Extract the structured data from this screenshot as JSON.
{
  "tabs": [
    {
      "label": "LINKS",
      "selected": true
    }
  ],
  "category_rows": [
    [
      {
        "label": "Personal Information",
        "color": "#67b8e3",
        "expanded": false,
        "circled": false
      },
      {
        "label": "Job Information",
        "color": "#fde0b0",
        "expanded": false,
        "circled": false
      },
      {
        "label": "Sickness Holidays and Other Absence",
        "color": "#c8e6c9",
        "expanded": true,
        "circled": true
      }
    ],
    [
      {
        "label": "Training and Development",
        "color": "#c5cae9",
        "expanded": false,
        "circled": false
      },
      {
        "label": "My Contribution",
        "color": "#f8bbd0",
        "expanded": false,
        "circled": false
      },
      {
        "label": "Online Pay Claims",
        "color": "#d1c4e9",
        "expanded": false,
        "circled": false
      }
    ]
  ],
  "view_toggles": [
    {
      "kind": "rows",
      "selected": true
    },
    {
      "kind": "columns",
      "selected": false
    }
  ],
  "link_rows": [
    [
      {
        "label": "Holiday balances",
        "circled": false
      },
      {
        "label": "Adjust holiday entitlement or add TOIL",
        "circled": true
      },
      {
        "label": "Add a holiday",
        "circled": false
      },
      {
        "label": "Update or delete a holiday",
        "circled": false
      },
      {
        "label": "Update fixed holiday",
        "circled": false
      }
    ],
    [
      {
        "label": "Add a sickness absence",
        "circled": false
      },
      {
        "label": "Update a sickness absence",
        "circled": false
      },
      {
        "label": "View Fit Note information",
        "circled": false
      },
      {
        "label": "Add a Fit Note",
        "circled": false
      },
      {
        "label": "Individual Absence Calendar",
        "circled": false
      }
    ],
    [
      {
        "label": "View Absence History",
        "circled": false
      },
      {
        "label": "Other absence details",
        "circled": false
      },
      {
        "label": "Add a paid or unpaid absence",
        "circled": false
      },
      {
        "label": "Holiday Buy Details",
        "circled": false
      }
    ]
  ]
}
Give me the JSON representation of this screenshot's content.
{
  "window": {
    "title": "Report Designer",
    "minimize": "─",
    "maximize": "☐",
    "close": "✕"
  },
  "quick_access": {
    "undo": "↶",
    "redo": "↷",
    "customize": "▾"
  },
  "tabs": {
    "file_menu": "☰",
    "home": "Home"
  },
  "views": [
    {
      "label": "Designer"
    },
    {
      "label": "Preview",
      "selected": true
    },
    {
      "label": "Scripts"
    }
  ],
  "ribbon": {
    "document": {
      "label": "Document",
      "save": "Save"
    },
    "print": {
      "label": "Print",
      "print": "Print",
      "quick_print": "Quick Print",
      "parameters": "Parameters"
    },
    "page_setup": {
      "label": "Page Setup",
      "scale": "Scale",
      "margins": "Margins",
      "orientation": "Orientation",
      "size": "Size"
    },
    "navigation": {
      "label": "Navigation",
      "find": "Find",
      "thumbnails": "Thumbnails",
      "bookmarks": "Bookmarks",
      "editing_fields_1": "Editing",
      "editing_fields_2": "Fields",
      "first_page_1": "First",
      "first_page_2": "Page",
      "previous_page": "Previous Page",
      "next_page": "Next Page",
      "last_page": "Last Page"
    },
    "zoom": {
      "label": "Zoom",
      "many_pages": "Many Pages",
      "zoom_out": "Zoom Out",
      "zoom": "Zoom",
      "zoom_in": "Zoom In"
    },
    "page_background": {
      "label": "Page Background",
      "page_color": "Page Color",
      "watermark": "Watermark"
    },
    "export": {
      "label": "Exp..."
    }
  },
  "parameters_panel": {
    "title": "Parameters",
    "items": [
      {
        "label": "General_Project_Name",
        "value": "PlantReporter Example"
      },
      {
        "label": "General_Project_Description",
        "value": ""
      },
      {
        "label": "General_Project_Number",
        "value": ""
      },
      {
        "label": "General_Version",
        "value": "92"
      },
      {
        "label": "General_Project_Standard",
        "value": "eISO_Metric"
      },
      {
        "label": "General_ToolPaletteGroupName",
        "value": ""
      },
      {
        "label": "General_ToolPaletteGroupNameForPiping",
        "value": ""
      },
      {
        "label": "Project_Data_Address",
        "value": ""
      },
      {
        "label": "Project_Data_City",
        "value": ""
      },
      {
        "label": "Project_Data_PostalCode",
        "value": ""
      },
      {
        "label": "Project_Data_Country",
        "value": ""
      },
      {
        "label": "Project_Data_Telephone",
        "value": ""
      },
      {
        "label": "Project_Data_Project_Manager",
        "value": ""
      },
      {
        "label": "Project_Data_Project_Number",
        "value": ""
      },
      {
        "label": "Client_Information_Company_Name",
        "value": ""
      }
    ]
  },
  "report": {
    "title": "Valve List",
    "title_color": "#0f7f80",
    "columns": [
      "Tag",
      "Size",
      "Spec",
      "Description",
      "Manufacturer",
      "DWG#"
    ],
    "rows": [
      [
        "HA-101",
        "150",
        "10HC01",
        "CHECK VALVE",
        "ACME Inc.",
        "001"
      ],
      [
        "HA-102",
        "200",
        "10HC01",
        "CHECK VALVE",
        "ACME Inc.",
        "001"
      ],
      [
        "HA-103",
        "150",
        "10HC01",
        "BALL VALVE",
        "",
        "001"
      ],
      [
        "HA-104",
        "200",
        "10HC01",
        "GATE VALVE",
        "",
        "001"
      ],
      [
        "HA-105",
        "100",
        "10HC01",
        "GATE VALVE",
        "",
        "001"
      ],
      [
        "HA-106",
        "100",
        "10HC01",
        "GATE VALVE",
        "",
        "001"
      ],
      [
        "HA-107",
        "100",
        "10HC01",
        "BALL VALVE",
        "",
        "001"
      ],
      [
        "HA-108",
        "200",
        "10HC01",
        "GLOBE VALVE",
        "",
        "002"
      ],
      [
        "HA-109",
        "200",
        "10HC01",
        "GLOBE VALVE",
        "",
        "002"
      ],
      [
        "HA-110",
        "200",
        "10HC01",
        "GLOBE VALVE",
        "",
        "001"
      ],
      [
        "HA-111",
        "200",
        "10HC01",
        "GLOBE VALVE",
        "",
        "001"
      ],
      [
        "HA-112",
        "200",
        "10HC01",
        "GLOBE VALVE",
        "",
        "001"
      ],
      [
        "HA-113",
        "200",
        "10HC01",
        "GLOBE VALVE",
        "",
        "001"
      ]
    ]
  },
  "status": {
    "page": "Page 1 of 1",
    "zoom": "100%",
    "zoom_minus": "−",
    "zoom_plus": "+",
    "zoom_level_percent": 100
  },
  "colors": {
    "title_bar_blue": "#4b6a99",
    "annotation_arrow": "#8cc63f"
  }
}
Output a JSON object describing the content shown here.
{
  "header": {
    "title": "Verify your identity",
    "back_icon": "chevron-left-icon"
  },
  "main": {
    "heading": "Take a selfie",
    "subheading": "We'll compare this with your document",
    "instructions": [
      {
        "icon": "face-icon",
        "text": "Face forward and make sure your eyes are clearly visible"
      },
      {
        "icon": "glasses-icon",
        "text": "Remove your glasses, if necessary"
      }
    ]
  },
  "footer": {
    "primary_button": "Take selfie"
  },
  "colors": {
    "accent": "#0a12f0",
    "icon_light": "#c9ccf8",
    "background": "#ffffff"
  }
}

**Problem to work on:**
Retype the whole listing, matching it exactly.

**Completed task:**
Extract the structured data from this screenshot as JSON.
{
  "tabs": [
    {
      "label": "LINKS",
      "selected": true
    }
  ],
  "category_rows": [
    [
      {
        "label": "Personal Information",
        "color": "#67b8e3",
        "expanded": false,
        "circled": false
      },
      {
        "label": "Job Information",
        "color": "#fde0b0",
        "expanded": false,
        "circled": false
      },
      {
        "label": "Sickness Holidays and Other Absence",
        "color": "#c8e6c9",
        "expanded": true,
        "circled": true
      }
    ],
    [
      {
        "label": "Training and Development",
        "color": "#c5cae9",
        "expanded": false,
        "circled": false
      },
      {
        "label": "My Contribution",
        "color": "#f8bbd0",
        "expanded": false,
        "circled": false
      },
      {
        "label": "Online Pay Claims",
        "color": "#d1c4e9",
        "expanded": false,
        "circled": false
      }
    ]
  ],
  "view_toggles": [
    {
      "kind": "rows",
      "selected": true
    },
    {
      "kind": "columns",
      "selected": false
    }
  ],
  "link_rows": [
    [
      {
        "label": "Holiday balances",
        "circled": false
      },
      {
        "label": "Adjust holiday entitlement or add TOIL",
        "circled": true
      },
      {
        "label": "Add a holiday",
        "circled": false
      },
      {
        "label": "Update or delete a holiday",
        "circled": false
      },
      {
        "label": "Update fixed holiday",
        "circled": false
      }
    ],
    [
      {
        "label": "Add a sickness absence",
        "circled": false
      },
      {
        "label": "Update a sickness absence",
        "circled": false
      },
      {
        "label": "View Fit Note information",
        "circled": false
      },
      {
        "label": "Add a Fit Note",
        "circled": false
      },
      {
        "label": "Individual Absence Calendar",
        "circled": false
      }
    ],
    [
      {
        "label": "View Absence History",
        "circled": false
      },
      {
        "label": "Other absence details",
        "circled": false
      },
      {
        "label": "Add a paid or unpaid absence",
        "circled": false
      },
      {
        "label": "Holiday Buy Details",
        "circled": false
      }
    ]
  ]
}
Give me the JSON representation of this screenshot's content.
{
  "window": {
    "title": "Report Designer",
    "minimize": "─",
    "maximize": "☐",
    "close": "✕"
  },
  "quick_access": {
    "undo": "↶",
    "redo": "↷",
    "customize": "▾"
  },
  "tabs": {
    "file_menu": "☰",
    "home": "Home"
  },
  "views": [
    {
      "label": "Designer"
    },
    {
      "label": "Preview",
      "selected": true
    },
    {
      "label": "Scripts"
    }
  ],
  "ribbon": {
    "document": {
      "label": "Document",
      "save": "Save"
    },
    "print": {
      "label": "Print",
      "print": "Print",
      "quick_print": "Quick Print",
      "parameters": "Parameters"
    },
    "page_setup": {
      "label": "Page Setup",
      "scale": "Scale",
      "margins": "Margins",
      "orientation": "Orientation",
      "size": "Size"
    },
    "navigation": {
      "label": "Navigation",
      "find": "Find",
      "thumbnails": "Thumbnails",
      "bookmarks": "Bookmarks",
      "editing_fields_1": "Editing",
      "editing_fields_2": "Fields",
      "first_page_1": "First",
      "first_page_2": "Page",
      "previous_page": "Previous Page",
      "next_page": "Next Page",
      "last_page": "Last Page"
    },
    "zoom": {
      "label": "Zoom",
      "many_pages": "Many Pages",
      "zoom_out": "Zoom Out",
      "zoom": "Zoom",
      "zoom_in": "Zoom In"
    },
    "page_background": {
      "label": "Page Background",
      "page_color": "Page Color",
      "watermark": "Watermark"
    },
    "export": {
      "label": "Exp..."
    }
  },
  "parameters_panel": {
    "title": "Parameters",
    "items": [
      {
        "label": "General_Project_Name",
        "value": "PlantReporter Example"
      },
      {
        "label": "General_Project_Description",
        "value": ""
      },
      {
        "label": "General_Project_Number",
        "value": ""
      },
      {
        "label": "General_Version",
        "value": "92"
      },
      {
        "label": "General_Project_Standard",
        "value": "eISO_Metric"
      },
      {
        "label": "General_ToolPaletteGroupName",
        "value": ""
      },
      {
        "label": "General_ToolPaletteGroupNameForPiping",
        "value": ""
      },
      {
        "label": "Project_Data_Address",
        "value": ""
      },
      {
        "label": "Project_Data_City",
        "value": ""
      },
      {
        "label": "Project_Data_PostalCode",
        "value": ""
      },
      {
        "label": "Project_Data_Country",
        "value": ""
      },
      {
        "label": "Project_Data_Telephone",
        "value": ""
      },
      {
        "label": "Project_Data_Project_Manager",
        "value": ""
      },
      {
        "label": "Project_Data_Project_Number",
        "value": ""
      },
      {
        "label": "Client_Information_Company_Name",
        "value": ""
      }
    ]
  },
  "report": {
    "title": "Valve List",
    "title_color": "#0f7f80",
    "columns": [
      "Tag",
      "Size",
      "Spec",
      "Description",
      "Manufacturer",
      "DWG#"
    ],
    "rows": [
      [
        "HA-101",
        "150",
        "10HC01",
        "CHECK VALVE",
        "ACME Inc.",
        "001"
      ],
      [
        "HA-102",
        "200",
        "10HC01",
        "CHECK VALVE",
        "ACME Inc.",
        "001"
      ],
      [
        "HA-103",
        "150",
        "10HC01",
        "BALL VALVE",
        "",
        "001"
      ],
      [
        "HA-104",
        "200",
        "10HC01",
        "GATE VALVE",
        "",
        "001"
      ],
      [
        "HA-105",
        "100",
        "10HC01",
        "GATE VALVE",
        "",
        "001"
      ],
      [
        "HA-106",
        "100",
        "10HC01",
        "GATE VALVE",
        "",
        "001"
      ],
      [
        "HA-107",
        "100",
        "10HC01",
        "BALL VALVE",
        "",
        "001"
      ],
      [
        "HA-108",
        "200",
        "10HC01",
        "GLOBE VALVE",
        "",
        "002"
      ],
      [
        "HA-109",
        "200",
        "10HC01",
        "GLOBE VALVE",
        "",
        "002"
      ],
      [
        "HA-110",
        "200",
        "10HC01",
        "GLOBE VALVE",
        "",
        "001"
      ],
      [
        "HA-111",
        "200",
        "10HC01",
        "GLOBE VALVE",
        "",
        "001"
      ],
      [
        "HA-112",
        "200",
        "10HC01",
        "GLOBE VALVE",
        "",
        "001"
      ],
      [
        "HA-113",
        "200",
        "10HC01",
        "GLOBE VALVE",
        "",
        "001"
      ]
    ]
  },
  "status": {
    "page": "Page 1 of 1",
    "zoom": "100%",
    "zoom_minus": "−",
    "zoom_plus": "+",
    "zoom_level_percent": 100
  },
  "colors": {
    "title_bar_blue": "#4b6a99",
    "annotation_arrow": "#8cc63f"
  }
}
Output a JSON object describing the content shown here.
{
  "header": {
    "title": "Verify your identity",
    "back_icon": "chevron-left-icon"
  },
  "main": {
    "heading": "Take a selfie",
    "subheading": "We'll compare this with your document",
    "instructions": [
      {
        "icon": "face-icon",
        "text": "Face forward and make sure your eyes are clearly visible"
      },
      {
        "icon": "glasses-icon",
        "text": "Remove your glasses, if necessary"
      }
    ]
  },
  "footer": {
    "primary_button": "Take selfie"
  },
  "colors": {
    "accent": "#0a12f0",
    "icon_light": "#c9ccf8",
    "background": "#ffffff"
  }
}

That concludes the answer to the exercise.